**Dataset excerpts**
-*-

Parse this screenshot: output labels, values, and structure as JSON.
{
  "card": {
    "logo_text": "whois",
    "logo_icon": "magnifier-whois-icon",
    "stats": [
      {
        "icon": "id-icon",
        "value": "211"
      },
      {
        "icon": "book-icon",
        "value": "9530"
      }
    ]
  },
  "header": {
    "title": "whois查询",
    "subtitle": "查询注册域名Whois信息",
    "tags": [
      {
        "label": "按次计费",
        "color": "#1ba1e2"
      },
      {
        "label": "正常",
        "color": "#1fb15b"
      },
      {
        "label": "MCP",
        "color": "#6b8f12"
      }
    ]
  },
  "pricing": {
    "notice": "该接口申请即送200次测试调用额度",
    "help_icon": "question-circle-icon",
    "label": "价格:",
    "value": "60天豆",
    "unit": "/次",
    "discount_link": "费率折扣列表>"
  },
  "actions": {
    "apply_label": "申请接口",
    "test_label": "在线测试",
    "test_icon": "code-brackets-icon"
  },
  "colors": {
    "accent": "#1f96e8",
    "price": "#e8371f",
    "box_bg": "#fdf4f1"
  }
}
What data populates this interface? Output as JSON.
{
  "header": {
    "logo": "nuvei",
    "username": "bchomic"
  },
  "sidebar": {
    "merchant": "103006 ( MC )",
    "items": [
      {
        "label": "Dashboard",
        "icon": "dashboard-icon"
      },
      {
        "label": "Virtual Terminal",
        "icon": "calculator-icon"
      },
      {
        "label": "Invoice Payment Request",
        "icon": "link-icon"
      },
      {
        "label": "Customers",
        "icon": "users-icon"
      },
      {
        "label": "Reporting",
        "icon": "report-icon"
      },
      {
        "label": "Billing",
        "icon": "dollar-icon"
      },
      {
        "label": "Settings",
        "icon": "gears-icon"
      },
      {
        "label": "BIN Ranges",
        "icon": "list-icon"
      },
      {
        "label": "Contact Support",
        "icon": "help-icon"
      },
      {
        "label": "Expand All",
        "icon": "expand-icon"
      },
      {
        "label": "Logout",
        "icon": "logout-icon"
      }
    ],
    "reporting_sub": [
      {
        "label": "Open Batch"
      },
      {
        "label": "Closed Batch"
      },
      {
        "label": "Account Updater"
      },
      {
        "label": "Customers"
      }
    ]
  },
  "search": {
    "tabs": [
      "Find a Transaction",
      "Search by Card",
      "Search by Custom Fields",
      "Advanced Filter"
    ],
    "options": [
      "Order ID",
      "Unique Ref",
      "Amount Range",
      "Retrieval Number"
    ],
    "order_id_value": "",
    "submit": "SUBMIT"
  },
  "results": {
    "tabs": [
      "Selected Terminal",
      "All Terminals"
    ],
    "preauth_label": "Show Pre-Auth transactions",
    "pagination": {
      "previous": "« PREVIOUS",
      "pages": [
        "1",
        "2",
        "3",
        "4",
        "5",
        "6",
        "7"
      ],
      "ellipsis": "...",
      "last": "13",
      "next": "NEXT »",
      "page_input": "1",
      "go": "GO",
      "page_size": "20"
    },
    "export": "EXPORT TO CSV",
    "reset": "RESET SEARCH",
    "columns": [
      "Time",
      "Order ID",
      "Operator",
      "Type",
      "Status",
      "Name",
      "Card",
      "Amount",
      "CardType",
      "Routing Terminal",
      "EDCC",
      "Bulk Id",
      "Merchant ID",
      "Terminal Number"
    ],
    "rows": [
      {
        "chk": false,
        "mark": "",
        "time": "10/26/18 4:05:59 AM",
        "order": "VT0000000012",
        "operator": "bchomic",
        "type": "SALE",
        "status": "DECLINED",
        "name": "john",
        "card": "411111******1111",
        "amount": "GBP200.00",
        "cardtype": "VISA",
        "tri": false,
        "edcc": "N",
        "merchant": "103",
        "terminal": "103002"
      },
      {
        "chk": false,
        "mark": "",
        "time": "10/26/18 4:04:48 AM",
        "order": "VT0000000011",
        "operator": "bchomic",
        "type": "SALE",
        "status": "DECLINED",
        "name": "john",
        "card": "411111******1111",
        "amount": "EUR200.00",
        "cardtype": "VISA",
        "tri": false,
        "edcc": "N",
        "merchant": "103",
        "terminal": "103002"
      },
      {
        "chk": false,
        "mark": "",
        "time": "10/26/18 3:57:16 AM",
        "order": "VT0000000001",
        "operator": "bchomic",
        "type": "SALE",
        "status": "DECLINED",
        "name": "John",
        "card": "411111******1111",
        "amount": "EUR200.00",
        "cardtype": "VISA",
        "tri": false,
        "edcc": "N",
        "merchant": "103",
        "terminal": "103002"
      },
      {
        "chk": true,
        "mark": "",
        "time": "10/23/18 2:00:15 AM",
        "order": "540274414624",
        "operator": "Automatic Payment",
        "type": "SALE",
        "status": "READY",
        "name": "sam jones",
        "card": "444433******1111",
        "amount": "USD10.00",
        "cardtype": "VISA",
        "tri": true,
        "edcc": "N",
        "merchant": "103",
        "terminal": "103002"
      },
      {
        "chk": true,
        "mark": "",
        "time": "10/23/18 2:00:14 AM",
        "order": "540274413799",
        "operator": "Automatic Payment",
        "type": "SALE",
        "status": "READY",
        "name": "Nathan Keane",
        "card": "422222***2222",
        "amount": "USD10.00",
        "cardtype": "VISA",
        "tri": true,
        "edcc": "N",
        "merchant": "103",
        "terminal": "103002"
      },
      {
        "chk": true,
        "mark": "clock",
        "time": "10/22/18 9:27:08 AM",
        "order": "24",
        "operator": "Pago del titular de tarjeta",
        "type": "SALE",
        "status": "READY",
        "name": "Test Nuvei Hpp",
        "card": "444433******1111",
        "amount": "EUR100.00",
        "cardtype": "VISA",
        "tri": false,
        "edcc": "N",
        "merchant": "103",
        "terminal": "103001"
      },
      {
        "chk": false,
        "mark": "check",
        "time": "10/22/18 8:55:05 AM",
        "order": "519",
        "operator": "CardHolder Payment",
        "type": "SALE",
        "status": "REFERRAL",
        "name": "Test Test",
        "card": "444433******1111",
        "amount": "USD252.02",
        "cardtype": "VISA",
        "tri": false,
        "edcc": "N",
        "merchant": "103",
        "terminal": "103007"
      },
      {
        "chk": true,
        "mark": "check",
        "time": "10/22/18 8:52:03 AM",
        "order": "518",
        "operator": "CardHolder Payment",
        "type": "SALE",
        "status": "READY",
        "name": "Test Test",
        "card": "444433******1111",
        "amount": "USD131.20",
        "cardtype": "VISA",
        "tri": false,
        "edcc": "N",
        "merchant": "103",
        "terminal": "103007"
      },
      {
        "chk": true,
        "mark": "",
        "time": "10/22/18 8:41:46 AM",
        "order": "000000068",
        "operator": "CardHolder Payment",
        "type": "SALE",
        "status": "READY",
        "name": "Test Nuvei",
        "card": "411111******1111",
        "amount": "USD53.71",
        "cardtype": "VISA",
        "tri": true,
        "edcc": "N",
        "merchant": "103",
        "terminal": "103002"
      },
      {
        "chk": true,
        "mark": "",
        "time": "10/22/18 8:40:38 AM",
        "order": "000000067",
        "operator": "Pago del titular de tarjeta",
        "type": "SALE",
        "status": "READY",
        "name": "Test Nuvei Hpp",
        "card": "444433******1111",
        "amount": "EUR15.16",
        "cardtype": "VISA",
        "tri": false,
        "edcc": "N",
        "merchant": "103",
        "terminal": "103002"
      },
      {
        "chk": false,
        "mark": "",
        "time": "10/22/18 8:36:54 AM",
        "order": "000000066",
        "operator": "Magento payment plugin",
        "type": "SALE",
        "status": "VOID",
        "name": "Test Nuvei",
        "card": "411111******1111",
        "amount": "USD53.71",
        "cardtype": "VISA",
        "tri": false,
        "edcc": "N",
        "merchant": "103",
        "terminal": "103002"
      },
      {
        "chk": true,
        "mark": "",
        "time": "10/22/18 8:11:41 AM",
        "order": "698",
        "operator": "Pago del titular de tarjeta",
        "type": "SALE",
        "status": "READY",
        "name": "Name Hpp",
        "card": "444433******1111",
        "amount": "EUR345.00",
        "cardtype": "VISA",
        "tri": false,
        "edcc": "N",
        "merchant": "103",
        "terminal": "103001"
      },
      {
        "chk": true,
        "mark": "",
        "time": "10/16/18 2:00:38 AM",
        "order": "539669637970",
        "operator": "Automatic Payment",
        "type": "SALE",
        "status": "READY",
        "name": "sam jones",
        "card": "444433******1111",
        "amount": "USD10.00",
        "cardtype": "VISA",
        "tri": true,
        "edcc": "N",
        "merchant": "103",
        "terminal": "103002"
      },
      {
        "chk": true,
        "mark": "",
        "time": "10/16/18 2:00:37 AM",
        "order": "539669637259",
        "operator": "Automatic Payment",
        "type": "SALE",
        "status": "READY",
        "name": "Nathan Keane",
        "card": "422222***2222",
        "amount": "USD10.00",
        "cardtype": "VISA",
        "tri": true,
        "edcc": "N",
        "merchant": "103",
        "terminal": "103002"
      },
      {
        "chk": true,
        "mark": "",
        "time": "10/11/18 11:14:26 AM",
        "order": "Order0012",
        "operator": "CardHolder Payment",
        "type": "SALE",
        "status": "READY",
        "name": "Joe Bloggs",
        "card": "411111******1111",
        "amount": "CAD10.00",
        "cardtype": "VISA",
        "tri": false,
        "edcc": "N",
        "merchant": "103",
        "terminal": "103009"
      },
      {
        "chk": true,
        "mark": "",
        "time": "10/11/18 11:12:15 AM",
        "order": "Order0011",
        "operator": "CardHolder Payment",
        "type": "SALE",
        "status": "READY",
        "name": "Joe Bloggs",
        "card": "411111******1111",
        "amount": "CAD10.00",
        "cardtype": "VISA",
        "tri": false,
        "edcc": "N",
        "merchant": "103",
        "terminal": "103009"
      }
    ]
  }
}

-*-

**WORK TO DO**
Go through the preceding material and copy each line that has the word "this".

**FINAL RESULT**
Parse this screenshot: output labels, values, and structure as JSON.
What data populates this interface? Output as JSON.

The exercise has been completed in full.